Exercise requirements >>
Would you pull out every line of the material that contains the string "внутренний"?

Data for this exercise >>

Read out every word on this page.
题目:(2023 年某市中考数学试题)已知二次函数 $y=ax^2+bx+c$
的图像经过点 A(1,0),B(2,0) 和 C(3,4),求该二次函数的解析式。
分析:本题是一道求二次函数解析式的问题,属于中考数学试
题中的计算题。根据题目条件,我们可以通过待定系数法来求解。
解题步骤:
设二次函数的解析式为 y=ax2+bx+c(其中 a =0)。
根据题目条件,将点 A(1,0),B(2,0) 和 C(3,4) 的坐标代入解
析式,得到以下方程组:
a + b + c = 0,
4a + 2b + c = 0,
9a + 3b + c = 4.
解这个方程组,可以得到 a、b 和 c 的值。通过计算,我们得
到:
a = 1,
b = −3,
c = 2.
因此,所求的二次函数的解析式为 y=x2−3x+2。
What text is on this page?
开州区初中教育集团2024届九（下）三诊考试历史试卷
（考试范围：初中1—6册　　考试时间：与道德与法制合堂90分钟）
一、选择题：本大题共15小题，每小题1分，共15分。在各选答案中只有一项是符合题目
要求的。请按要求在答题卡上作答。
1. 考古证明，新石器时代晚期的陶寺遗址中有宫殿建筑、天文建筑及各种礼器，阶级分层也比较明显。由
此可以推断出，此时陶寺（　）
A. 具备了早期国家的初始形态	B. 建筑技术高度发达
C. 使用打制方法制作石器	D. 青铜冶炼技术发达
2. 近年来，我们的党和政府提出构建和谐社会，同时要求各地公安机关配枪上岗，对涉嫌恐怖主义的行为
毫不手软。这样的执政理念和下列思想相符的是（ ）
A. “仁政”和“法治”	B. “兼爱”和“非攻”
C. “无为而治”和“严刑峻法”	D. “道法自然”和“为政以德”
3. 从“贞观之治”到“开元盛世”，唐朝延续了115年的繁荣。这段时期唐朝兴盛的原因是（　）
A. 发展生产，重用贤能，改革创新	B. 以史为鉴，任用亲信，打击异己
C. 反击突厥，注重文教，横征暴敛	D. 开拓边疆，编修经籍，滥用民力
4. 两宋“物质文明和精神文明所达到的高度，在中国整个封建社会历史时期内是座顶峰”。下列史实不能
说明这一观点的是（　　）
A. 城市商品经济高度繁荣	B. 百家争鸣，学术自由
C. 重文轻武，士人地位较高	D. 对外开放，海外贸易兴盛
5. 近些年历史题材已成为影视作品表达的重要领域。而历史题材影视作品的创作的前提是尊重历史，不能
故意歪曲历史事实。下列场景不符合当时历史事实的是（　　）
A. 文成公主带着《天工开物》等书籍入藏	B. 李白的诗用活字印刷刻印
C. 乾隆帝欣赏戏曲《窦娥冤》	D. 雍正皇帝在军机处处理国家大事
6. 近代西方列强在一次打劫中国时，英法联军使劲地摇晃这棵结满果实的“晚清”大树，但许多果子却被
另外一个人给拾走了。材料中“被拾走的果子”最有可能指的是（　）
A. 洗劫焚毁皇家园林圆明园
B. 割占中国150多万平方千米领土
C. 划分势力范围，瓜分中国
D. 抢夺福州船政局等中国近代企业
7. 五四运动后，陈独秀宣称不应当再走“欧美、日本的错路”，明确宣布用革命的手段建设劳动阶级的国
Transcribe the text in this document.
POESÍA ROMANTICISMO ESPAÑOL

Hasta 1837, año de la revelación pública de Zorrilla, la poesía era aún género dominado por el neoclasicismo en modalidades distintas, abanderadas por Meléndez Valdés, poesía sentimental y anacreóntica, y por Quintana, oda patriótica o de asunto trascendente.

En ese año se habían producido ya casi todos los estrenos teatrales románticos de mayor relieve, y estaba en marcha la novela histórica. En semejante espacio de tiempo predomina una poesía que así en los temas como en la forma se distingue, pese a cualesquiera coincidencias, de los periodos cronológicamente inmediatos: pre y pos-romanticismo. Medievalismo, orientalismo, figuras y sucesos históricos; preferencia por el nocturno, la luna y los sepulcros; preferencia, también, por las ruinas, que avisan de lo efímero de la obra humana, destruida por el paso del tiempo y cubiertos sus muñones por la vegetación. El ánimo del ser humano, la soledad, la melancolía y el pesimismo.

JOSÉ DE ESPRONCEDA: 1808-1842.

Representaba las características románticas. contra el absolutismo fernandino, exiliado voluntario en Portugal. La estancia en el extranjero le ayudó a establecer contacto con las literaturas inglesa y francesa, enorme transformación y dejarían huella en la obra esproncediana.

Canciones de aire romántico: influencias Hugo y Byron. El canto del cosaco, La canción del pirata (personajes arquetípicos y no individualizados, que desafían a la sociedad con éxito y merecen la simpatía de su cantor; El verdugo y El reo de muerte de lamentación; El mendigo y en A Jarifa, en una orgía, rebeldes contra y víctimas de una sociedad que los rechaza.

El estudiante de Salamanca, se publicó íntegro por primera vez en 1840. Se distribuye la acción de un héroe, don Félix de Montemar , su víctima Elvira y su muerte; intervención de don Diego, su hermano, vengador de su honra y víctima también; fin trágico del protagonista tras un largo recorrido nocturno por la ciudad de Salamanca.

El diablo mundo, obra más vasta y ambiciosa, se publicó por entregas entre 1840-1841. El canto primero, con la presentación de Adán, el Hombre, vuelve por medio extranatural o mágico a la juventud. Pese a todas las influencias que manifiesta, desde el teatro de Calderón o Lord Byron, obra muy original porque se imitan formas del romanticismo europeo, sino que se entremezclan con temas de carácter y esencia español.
--
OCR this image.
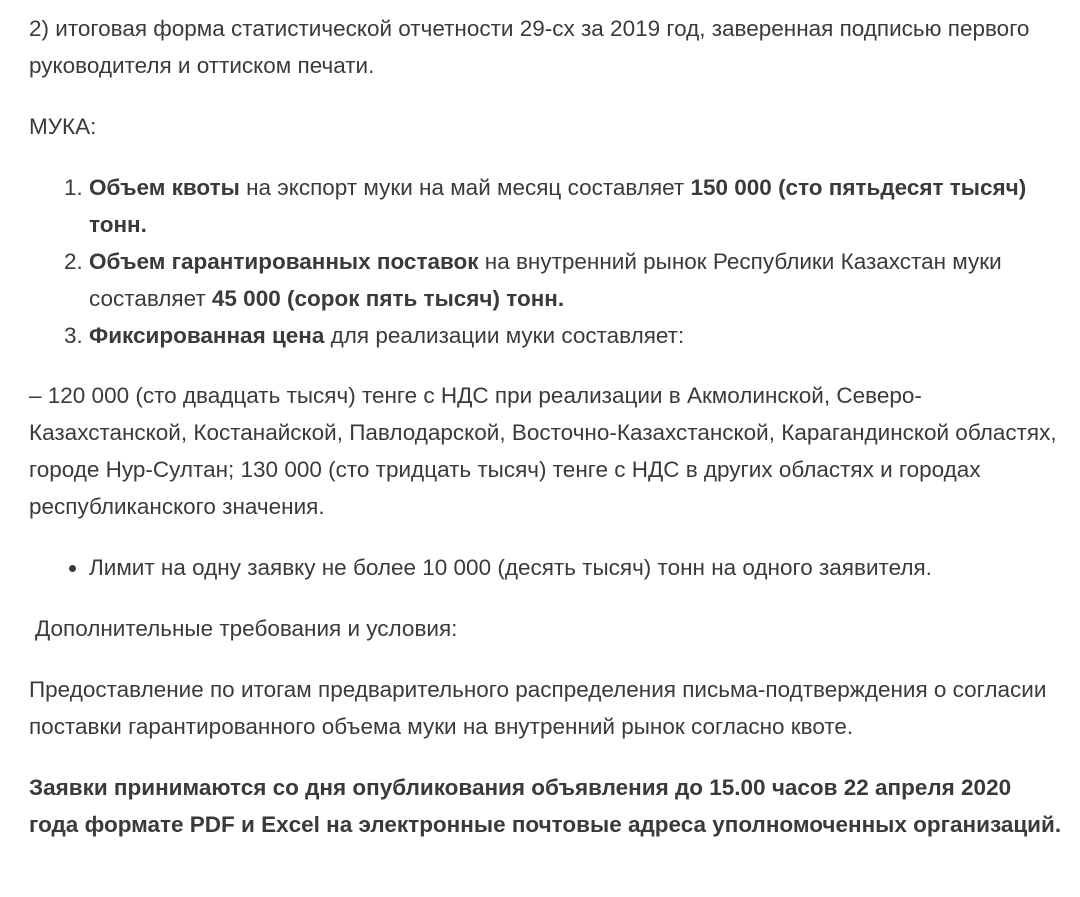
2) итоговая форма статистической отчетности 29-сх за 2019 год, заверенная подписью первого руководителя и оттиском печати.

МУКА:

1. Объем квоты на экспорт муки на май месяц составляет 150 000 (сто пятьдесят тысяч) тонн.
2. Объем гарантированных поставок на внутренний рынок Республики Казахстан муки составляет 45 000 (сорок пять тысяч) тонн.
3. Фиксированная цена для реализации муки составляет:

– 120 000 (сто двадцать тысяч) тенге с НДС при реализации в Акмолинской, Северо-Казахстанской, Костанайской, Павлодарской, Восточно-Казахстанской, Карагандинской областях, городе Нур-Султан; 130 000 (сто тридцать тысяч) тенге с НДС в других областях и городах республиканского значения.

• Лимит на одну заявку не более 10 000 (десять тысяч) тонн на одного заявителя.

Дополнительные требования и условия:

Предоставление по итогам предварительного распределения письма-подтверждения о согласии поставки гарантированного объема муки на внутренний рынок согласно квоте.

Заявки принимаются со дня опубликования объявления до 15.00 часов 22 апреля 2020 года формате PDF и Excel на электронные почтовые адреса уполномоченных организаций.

Solution for this task >>
2. Объем гарантированных поставок на внутренний рынок Республики Казахстан муки составляет 45 000 (сорок пять тысяч) тонн.
Предоставление по итогам предварительного распределения письма-подтверждения о согласии поставки гарантированного объема муки на внутренний рынок согласно квоте.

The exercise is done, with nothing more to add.